*Exercise*.
Below is a listing; copy all of it exactly.

─── Given data ───

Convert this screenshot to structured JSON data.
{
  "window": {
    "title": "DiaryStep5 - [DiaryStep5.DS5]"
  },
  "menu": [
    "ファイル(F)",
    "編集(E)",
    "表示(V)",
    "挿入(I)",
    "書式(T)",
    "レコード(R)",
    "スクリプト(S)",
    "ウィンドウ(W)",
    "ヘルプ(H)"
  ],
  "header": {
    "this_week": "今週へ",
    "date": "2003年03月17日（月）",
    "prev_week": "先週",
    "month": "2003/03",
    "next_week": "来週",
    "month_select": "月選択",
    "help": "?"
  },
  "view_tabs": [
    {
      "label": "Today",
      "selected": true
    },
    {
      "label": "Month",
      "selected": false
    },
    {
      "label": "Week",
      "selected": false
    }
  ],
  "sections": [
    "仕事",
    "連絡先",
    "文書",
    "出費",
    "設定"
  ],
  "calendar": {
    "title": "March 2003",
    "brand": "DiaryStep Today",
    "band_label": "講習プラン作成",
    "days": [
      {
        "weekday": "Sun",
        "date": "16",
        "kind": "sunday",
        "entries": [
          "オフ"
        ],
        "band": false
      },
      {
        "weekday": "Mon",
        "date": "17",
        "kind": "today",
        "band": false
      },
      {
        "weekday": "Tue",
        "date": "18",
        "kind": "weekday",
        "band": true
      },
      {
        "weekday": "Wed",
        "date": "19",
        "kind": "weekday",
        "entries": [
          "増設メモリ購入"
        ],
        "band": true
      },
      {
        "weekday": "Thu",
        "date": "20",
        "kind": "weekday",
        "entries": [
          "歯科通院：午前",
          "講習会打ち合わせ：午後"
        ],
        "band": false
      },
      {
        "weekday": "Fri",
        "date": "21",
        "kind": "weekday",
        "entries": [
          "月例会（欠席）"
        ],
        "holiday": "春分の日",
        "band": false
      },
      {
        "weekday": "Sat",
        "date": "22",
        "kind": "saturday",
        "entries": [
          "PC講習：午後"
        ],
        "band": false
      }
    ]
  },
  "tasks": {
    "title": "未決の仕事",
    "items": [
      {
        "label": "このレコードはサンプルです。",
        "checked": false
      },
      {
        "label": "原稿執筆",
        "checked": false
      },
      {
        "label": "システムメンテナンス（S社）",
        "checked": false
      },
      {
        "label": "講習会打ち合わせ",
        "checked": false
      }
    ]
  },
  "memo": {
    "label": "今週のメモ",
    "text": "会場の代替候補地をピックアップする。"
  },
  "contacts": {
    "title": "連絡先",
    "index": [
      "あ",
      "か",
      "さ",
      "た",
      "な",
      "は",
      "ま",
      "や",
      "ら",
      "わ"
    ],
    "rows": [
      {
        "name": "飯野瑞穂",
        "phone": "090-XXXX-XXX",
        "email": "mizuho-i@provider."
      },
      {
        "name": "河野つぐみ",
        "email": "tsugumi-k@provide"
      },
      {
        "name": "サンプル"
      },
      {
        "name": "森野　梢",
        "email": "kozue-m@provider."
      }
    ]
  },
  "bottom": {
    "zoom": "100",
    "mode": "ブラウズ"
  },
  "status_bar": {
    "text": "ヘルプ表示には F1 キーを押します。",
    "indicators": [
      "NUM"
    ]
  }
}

───

*Reply to the exercise*.
Convert this screenshot to structured JSON data.
{
  "window": {
    "title": "DiaryStep5 - [DiaryStep5.DS5]"
  },
  "menu": [
    "ファイル(F)",
    "編集(E)",
    "表示(V)",
    "挿入(I)",
    "書式(T)",
    "レコード(R)",
    "スクリプト(S)",
    "ウィンドウ(W)",
    "ヘルプ(H)"
  ],
  "header": {
    "this_week": "今週へ",
    "date": "2003年03月17日（月）",
    "prev_week": "先週",
    "month": "2003/03",
    "next_week": "来週",
    "month_select": "月選択",
    "help": "?"
  },
  "view_tabs": [
    {
      "label": "Today",
      "selected": true
    },
    {
      "label": "Month",
      "selected": false
    },
    {
      "label": "Week",
      "selected": false
    }
  ],
  "sections": [
    "仕事",
    "連絡先",
    "文書",
    "出費",
    "設定"
  ],
  "calendar": {
    "title": "March 2003",
    "brand": "DiaryStep Today",
    "band_label": "講習プラン作成",
    "days": [
      {
        "weekday": "Sun",
        "date": "16",
        "kind": "sunday",
        "entries": [
          "オフ"
        ],
        "band": false
      },
      {
        "weekday": "Mon",
        "date": "17",
        "kind": "today",
        "band": false
      },
      {
        "weekday": "Tue",
        "date": "18",
        "kind": "weekday",
        "band": true
      },
      {
        "weekday": "Wed",
        "date": "19",
        "kind": "weekday",
        "entries": [
          "増設メモリ購入"
        ],
        "band": true
      },
      {
        "weekday": "Thu",
        "date": "20",
        "kind": "weekday",
        "entries": [
          "歯科通院：午前",
          "講習会打ち合わせ：午後"
        ],
        "band": false
      },
      {
        "weekday": "Fri",
        "date": "21",
        "kind": "weekday",
        "entries": [
          "月例会（欠席）"
        ],
        "holiday": "春分の日",
        "band": false
      },
      {
        "weekday": "Sat",
        "date": "22",
        "kind": "saturday",
        "entries": [
          "PC講習：午後"
        ],
        "band": false
      }
    ]
  },
  "tasks": {
    "title": "未決の仕事",
    "items": [
      {
        "label": "このレコードはサンプルです。",
        "checked": false
      },
      {
        "label": "原稿執筆",
        "checked": false
      },
      {
        "label": "システムメンテナンス（S社）",
        "checked": false
      },
      {
        "label": "講習会打ち合わせ",
        "checked": false
      }
    ]
  },
  "memo": {
    "label": "今週のメモ",
    "text": "会場の代替候補地をピックアップする。"
  },
  "contacts": {
    "title": "連絡先",
    "index": [
      "あ",
      "か",
      "さ",
      "た",
      "な",
      "は",
      "ま",
      "や",
      "ら",
      "わ"
    ],
    "rows": [
      {
        "name": "飯野瑞穂",
        "phone": "090-XXXX-XXX",
        "email": "mizuho-i@provider."
      },
      {
        "name": "河野つぐみ",
        "email": "tsugumi-k@provide"
      },
      {
        "name": "サンプル"
      },
      {
        "name": "森野　梢",
        "email": "kozue-m@provider."
      }
    ]
  },
  "bottom": {
    "zoom": "100",
    "mode": "ブラウズ"
  },
  "status_bar": {
    "text": "ヘルプ表示には F1 キーを押します。",
    "indicators": [
      "NUM"
    ]
  }
}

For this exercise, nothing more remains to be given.